PROBLEM REQUIREMENTS: Reproduce every entry below precisely; do not include the pictures.

-- -- --

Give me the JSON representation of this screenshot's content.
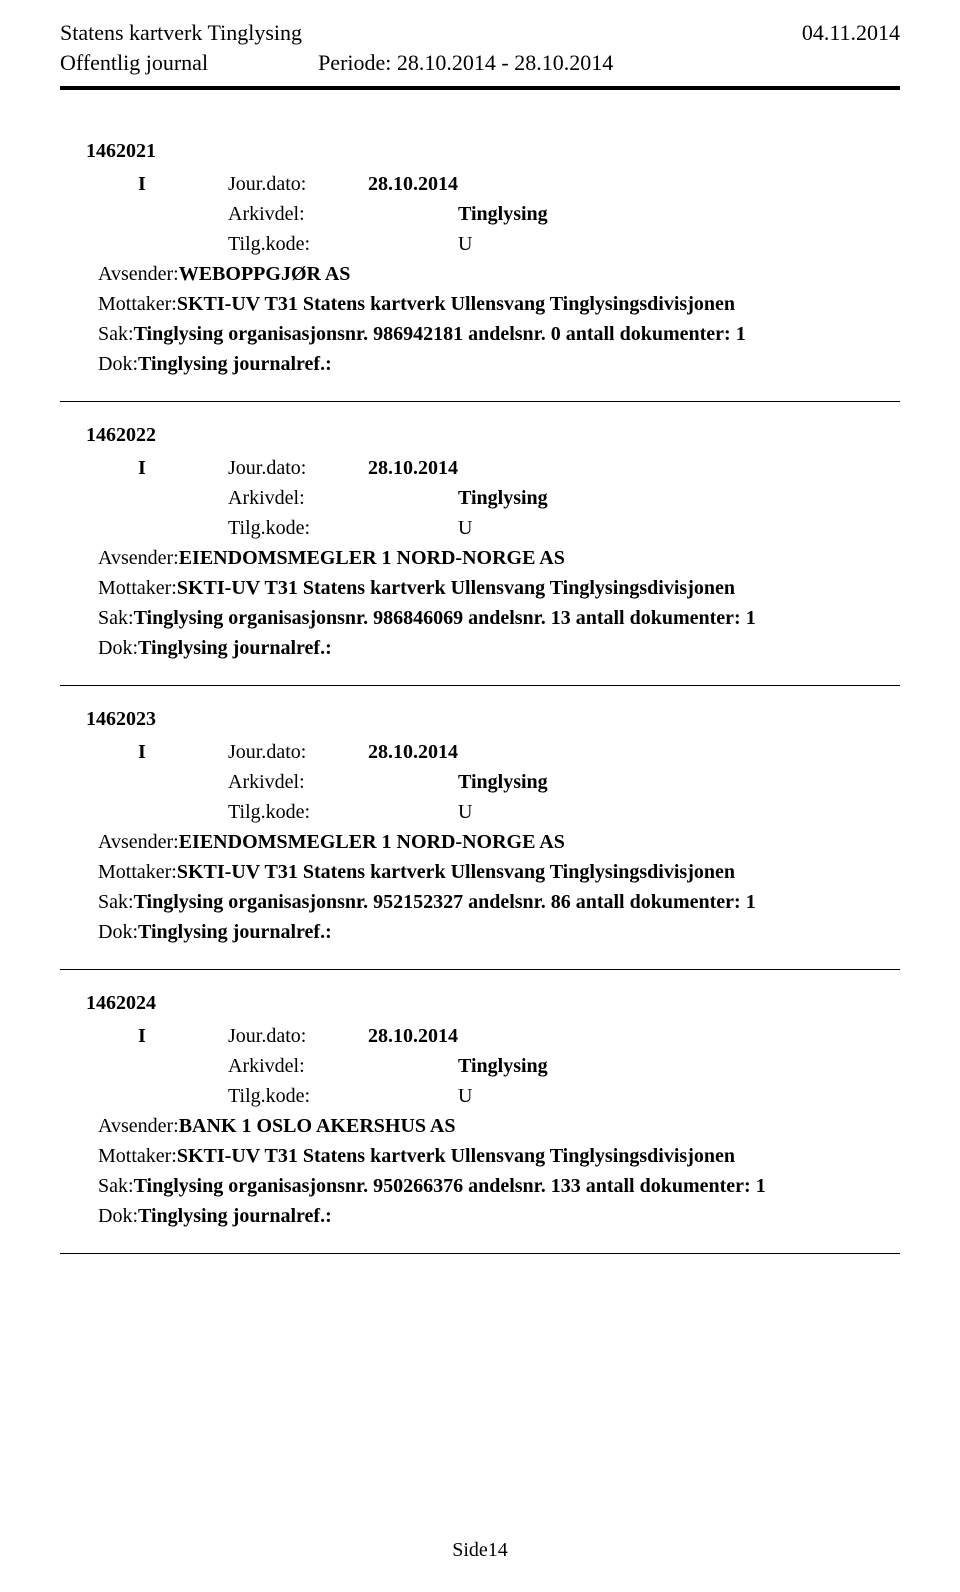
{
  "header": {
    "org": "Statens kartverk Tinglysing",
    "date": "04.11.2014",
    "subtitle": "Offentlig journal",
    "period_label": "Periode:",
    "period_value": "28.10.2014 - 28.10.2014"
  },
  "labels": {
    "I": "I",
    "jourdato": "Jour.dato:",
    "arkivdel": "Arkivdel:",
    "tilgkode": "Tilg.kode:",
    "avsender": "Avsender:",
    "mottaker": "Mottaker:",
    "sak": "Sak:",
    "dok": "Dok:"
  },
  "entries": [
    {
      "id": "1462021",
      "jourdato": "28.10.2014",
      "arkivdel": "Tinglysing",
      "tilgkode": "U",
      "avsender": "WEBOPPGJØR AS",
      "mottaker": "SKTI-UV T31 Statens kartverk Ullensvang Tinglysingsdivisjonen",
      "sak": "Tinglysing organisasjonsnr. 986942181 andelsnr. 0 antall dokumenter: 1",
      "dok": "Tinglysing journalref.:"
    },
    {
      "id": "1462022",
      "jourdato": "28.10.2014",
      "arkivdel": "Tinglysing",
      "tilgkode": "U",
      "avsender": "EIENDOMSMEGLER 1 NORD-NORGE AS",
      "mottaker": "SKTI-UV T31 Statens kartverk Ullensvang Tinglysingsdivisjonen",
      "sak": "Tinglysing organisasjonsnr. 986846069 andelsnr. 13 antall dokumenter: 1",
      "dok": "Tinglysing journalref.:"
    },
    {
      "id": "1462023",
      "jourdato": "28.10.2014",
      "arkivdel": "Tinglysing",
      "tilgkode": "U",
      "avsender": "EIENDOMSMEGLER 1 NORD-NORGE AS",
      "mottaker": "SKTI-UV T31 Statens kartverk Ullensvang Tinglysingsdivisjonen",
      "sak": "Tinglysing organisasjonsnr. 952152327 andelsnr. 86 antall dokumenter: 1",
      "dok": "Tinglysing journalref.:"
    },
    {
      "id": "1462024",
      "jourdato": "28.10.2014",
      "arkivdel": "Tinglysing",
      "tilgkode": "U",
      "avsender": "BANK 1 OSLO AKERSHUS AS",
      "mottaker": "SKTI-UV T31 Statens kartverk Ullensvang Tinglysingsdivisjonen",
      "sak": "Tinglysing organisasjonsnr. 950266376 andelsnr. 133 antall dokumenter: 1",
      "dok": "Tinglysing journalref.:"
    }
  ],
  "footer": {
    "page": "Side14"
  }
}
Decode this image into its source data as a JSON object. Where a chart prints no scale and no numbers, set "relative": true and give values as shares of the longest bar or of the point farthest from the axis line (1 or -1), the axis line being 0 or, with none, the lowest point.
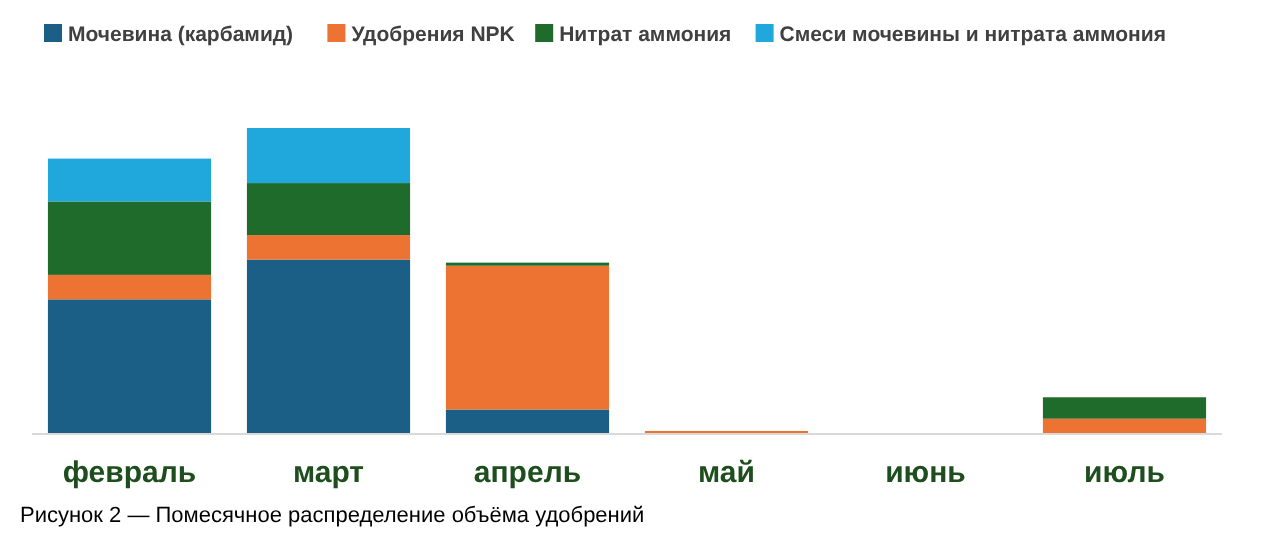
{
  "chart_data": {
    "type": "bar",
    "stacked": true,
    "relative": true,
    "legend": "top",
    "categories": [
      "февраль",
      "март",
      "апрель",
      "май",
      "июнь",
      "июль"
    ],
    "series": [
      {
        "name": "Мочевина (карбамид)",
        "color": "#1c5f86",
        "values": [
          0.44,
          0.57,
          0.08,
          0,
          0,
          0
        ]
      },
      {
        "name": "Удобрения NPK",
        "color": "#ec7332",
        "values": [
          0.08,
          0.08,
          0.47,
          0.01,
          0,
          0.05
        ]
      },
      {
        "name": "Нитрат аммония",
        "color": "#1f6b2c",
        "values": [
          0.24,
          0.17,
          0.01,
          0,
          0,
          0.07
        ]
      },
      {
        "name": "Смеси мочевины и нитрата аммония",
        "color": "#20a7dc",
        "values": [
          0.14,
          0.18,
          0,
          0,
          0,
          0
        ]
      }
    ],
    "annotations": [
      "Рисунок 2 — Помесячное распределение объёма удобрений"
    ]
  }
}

-- -- --

IN RESPONSE:
Give me the JSON representation of this screenshot's content.
{
  "header": {
    "org": "Statens kartverk Tinglysing",
    "date": "04.11.2014",
    "subtitle": "Offentlig journal",
    "period_label": "Periode:",
    "period_value": "28.10.2014 - 28.10.2014"
  },
  "labels": {
    "I": "I",
    "jourdato": "Jour.dato:",
    "arkivdel": "Arkivdel:",
    "tilgkode": "Tilg.kode:",
    "avsender": "Avsender:",
    "mottaker": "Mottaker:",
    "sak": "Sak:",
    "dok": "Dok:"
  },
  "entries": [
    {
      "id": "1462021",
      "jourdato": "28.10.2014",
      "arkivdel": "Tinglysing",
      "tilgkode": "U",
      "avsender": "WEBOPPGJØR AS",
      "mottaker": "SKTI-UV T31 Statens kartverk Ullensvang Tinglysingsdivisjonen",
      "sak": "Tinglysing organisasjonsnr. 986942181 andelsnr. 0 antall dokumenter: 1",
      "dok": "Tinglysing journalref.:"
    },
    {
      "id": "1462022",
      "jourdato": "28.10.2014",
      "arkivdel": "Tinglysing",
      "tilgkode": "U",
      "avsender": "EIENDOMSMEGLER 1 NORD-NORGE AS",
      "mottaker": "SKTI-UV T31 Statens kartverk Ullensvang Tinglysingsdivisjonen",
      "sak": "Tinglysing organisasjonsnr. 986846069 andelsnr. 13 antall dokumenter: 1",
      "dok": "Tinglysing journalref.:"
    },
    {
      "id": "1462023",
      "jourdato": "28.10.2014",
      "arkivdel": "Tinglysing",
      "tilgkode": "U",
      "avsender": "EIENDOMSMEGLER 1 NORD-NORGE AS",
      "mottaker": "SKTI-UV T31 Statens kartverk Ullensvang Tinglysingsdivisjonen",
      "sak": "Tinglysing organisasjonsnr. 952152327 andelsnr. 86 antall dokumenter: 1",
      "dok": "Tinglysing journalref.:"
    },
    {
      "id": "1462024",
      "jourdato": "28.10.2014",
      "arkivdel": "Tinglysing",
      "tilgkode": "U",
      "avsender": "BANK 1 OSLO AKERSHUS AS",
      "mottaker": "SKTI-UV T31 Statens kartverk Ullensvang Tinglysingsdivisjonen",
      "sak": "Tinglysing organisasjonsnr. 950266376 andelsnr. 133 antall dokumenter: 1",
      "dok": "Tinglysing journalref.:"
    }
  ],
  "footer": {
    "page": "Side14"
  }
}
Decode this image into its source data as a JSON object. Where a chart prints no scale and no numbers, set "relative": true and give values as shares of the longest bar or of the point farthest from the axis line (1 or -1), the axis line being 0 or, with none, the lowest point.
{
  "chart_data": {
    "type": "bar",
    "stacked": true,
    "relative": true,
    "legend": "top",
    "categories": [
      "февраль",
      "март",
      "апрель",
      "май",
      "июнь",
      "июль"
    ],
    "series": [
      {
        "name": "Мочевина (карбамид)",
        "color": "#1c5f86",
        "values": [
          0.44,
          0.57,
          0.08,
          0,
          0,
          0
        ]
      },
      {
        "name": "Удобрения NPK",
        "color": "#ec7332",
        "values": [
          0.08,
          0.08,
          0.47,
          0.01,
          0,
          0.05
        ]
      },
      {
        "name": "Нитрат аммония",
        "color": "#1f6b2c",
        "values": [
          0.24,
          0.17,
          0.01,
          0,
          0,
          0.07
        ]
      },
      {
        "name": "Смеси мочевины и нитрата аммония",
        "color": "#20a7dc",
        "values": [
          0.14,
          0.18,
          0,
          0,
          0,
          0
        ]
      }
    ],
    "annotations": [
      "Рисунок 2 — Помесячное распределение объёма удобрений"
    ]
  }
}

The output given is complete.